> [Exercise]
Return the count of lines with the string "фазными" in them, and nothing else.

> [The records]

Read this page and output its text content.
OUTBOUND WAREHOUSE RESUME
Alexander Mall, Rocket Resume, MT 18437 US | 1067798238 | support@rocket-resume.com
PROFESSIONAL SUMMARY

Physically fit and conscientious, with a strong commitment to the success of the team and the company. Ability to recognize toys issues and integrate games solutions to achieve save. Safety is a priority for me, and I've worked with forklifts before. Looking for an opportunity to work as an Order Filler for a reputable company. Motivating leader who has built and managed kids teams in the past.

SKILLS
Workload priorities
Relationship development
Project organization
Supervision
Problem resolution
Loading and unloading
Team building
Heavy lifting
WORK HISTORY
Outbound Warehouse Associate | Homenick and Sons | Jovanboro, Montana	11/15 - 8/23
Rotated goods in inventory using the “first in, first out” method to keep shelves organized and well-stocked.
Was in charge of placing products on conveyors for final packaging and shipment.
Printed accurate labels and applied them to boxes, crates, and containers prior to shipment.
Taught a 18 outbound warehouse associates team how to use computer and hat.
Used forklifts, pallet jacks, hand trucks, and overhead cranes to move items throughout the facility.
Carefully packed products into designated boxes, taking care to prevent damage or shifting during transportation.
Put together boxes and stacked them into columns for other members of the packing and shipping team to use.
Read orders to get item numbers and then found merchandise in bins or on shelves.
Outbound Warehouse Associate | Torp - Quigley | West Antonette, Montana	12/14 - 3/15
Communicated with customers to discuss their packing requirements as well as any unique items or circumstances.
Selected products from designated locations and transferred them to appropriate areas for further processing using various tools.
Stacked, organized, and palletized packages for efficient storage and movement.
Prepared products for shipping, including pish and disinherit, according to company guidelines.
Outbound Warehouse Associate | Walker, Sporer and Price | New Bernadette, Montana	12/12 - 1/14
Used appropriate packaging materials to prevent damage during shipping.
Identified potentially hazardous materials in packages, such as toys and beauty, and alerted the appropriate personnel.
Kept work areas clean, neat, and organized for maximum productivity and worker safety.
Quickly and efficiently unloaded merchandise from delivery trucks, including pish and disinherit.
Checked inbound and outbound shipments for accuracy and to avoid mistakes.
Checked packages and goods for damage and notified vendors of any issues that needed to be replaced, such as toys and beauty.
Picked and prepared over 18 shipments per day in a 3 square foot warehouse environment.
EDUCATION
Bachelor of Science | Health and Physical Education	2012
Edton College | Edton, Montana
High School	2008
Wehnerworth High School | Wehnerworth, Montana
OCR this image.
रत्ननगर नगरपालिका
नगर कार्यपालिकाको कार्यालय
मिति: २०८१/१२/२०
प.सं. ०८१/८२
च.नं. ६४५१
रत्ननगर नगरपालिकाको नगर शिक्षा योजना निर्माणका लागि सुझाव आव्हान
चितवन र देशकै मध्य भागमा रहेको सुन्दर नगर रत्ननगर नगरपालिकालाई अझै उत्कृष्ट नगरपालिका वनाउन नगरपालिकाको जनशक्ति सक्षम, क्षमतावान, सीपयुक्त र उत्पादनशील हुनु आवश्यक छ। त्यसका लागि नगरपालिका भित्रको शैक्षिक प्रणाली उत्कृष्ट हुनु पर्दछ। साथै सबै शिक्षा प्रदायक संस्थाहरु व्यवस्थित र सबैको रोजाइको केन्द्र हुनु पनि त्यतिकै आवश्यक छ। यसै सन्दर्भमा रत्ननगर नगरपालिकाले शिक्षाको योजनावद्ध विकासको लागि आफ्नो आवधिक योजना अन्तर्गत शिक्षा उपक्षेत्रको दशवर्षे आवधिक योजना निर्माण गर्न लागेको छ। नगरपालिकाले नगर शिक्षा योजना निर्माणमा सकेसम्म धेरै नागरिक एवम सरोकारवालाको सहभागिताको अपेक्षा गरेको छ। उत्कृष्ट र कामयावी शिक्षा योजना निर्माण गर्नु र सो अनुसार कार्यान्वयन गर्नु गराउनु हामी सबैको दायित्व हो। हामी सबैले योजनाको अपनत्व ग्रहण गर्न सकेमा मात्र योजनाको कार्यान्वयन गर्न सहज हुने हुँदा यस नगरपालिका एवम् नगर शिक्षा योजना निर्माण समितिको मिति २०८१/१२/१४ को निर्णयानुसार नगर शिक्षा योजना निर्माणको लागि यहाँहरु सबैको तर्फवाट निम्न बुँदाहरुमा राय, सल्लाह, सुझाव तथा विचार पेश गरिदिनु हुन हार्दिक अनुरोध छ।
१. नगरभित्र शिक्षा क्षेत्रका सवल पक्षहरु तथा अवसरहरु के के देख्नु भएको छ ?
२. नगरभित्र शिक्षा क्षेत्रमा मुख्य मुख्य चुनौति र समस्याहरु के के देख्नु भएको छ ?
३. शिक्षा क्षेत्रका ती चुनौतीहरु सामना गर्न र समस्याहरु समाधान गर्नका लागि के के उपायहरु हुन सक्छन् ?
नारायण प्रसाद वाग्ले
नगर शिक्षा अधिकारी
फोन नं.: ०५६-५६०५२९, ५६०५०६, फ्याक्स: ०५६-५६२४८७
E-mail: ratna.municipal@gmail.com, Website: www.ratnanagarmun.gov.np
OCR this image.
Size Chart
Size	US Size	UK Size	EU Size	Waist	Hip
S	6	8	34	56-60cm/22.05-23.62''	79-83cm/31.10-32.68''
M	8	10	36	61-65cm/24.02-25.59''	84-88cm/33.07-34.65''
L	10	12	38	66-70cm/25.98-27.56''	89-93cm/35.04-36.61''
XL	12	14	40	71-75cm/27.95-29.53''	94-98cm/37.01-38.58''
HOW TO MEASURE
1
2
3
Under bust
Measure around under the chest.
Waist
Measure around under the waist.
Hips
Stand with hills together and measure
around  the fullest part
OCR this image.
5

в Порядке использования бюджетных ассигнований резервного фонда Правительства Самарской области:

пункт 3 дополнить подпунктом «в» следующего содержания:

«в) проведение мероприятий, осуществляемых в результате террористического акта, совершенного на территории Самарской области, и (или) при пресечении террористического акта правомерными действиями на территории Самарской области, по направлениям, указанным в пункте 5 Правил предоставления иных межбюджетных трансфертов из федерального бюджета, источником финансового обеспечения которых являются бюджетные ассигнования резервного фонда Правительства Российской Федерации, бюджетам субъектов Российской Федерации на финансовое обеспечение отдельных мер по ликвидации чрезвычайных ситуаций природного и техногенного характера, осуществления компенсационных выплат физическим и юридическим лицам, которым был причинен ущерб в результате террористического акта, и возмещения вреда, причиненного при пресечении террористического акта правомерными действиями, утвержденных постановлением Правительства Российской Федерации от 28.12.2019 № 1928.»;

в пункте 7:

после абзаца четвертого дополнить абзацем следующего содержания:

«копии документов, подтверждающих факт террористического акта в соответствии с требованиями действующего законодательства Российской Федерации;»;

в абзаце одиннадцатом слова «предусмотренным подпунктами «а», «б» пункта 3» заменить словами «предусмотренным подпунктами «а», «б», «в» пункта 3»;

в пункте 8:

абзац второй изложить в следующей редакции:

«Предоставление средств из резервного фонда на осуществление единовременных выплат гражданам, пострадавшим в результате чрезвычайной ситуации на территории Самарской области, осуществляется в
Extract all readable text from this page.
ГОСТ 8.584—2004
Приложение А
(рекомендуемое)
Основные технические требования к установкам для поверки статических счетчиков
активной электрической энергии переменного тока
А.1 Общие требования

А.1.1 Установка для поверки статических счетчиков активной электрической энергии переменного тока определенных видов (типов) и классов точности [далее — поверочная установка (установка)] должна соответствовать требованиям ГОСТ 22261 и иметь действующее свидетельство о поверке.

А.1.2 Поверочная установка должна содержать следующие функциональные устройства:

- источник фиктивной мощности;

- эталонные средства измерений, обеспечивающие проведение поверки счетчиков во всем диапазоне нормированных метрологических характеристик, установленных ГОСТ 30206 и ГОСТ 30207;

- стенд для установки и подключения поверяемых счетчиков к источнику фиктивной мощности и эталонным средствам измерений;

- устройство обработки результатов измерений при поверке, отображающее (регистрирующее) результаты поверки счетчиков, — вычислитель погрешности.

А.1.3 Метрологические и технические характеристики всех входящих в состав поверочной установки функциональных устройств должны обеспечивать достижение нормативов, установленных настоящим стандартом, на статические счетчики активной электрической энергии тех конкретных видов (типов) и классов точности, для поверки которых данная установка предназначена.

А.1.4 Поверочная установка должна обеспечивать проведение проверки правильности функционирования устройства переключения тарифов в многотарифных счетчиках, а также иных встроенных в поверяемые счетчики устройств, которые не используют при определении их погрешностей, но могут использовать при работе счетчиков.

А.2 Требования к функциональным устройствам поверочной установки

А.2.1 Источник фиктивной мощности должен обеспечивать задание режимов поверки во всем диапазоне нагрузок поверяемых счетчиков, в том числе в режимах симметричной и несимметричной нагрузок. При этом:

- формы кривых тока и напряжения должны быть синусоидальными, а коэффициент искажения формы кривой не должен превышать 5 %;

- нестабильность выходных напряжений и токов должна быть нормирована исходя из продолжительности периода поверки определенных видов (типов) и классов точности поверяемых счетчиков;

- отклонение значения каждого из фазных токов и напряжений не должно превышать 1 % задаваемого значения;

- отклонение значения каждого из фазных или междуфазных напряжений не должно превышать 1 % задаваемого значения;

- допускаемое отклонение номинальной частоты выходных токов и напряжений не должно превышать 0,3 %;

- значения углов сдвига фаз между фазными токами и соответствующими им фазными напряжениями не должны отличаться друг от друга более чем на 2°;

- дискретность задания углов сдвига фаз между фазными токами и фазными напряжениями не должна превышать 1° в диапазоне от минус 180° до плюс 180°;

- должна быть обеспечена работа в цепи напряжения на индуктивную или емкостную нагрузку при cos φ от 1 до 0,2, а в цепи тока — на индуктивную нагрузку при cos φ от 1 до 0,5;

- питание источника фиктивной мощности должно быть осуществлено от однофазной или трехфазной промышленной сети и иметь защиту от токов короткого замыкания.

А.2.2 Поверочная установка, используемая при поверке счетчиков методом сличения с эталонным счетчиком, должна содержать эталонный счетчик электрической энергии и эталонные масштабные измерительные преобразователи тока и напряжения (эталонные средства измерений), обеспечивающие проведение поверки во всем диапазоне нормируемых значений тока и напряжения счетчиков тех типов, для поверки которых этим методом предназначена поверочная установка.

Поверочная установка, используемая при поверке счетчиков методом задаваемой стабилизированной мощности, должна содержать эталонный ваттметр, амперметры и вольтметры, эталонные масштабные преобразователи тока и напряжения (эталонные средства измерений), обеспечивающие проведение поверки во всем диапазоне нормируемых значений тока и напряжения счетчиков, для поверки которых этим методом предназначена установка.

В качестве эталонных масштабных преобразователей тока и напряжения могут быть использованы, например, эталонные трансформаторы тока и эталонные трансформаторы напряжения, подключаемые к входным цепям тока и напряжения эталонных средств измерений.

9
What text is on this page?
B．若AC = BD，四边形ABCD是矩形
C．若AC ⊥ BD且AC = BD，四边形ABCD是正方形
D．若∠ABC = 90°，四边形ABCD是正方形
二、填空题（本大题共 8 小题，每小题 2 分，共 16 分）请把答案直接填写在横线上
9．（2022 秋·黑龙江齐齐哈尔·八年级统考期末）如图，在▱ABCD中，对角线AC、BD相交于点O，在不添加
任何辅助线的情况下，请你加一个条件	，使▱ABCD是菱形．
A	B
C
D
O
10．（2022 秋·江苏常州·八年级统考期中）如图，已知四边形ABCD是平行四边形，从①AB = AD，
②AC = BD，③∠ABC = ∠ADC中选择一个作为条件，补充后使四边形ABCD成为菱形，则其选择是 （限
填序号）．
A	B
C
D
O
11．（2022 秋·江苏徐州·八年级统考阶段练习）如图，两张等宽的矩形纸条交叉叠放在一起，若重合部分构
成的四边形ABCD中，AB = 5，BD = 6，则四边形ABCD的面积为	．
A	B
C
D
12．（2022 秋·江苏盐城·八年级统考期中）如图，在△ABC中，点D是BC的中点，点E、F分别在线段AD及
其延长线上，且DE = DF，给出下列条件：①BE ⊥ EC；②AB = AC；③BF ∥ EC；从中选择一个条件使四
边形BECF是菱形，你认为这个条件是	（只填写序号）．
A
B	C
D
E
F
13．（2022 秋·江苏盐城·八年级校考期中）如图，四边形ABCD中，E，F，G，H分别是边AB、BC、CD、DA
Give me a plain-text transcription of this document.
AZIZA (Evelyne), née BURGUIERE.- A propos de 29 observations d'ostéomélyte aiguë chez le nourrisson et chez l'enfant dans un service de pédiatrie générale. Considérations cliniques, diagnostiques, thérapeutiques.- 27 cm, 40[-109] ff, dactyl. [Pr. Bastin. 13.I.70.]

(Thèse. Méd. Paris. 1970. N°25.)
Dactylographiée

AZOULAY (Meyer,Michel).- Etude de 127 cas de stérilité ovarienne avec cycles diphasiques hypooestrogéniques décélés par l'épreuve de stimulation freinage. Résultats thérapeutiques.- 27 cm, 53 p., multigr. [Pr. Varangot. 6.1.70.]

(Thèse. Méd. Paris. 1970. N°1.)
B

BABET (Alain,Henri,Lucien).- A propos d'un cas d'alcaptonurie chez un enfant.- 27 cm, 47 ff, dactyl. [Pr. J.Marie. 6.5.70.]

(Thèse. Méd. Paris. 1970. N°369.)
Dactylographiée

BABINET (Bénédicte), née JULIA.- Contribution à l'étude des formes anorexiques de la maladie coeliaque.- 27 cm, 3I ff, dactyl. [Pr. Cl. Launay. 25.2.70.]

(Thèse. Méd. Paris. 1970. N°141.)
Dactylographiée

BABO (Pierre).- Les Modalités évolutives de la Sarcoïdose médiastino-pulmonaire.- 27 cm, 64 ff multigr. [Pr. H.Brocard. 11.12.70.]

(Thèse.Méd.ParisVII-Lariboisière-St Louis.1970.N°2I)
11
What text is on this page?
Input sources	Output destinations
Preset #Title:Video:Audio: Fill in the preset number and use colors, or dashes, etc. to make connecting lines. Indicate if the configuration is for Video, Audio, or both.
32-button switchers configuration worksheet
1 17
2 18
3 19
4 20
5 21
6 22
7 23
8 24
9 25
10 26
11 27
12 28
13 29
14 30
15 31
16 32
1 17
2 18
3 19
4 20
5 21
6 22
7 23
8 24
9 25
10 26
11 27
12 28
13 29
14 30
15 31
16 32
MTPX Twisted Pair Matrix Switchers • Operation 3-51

> [Reply]
2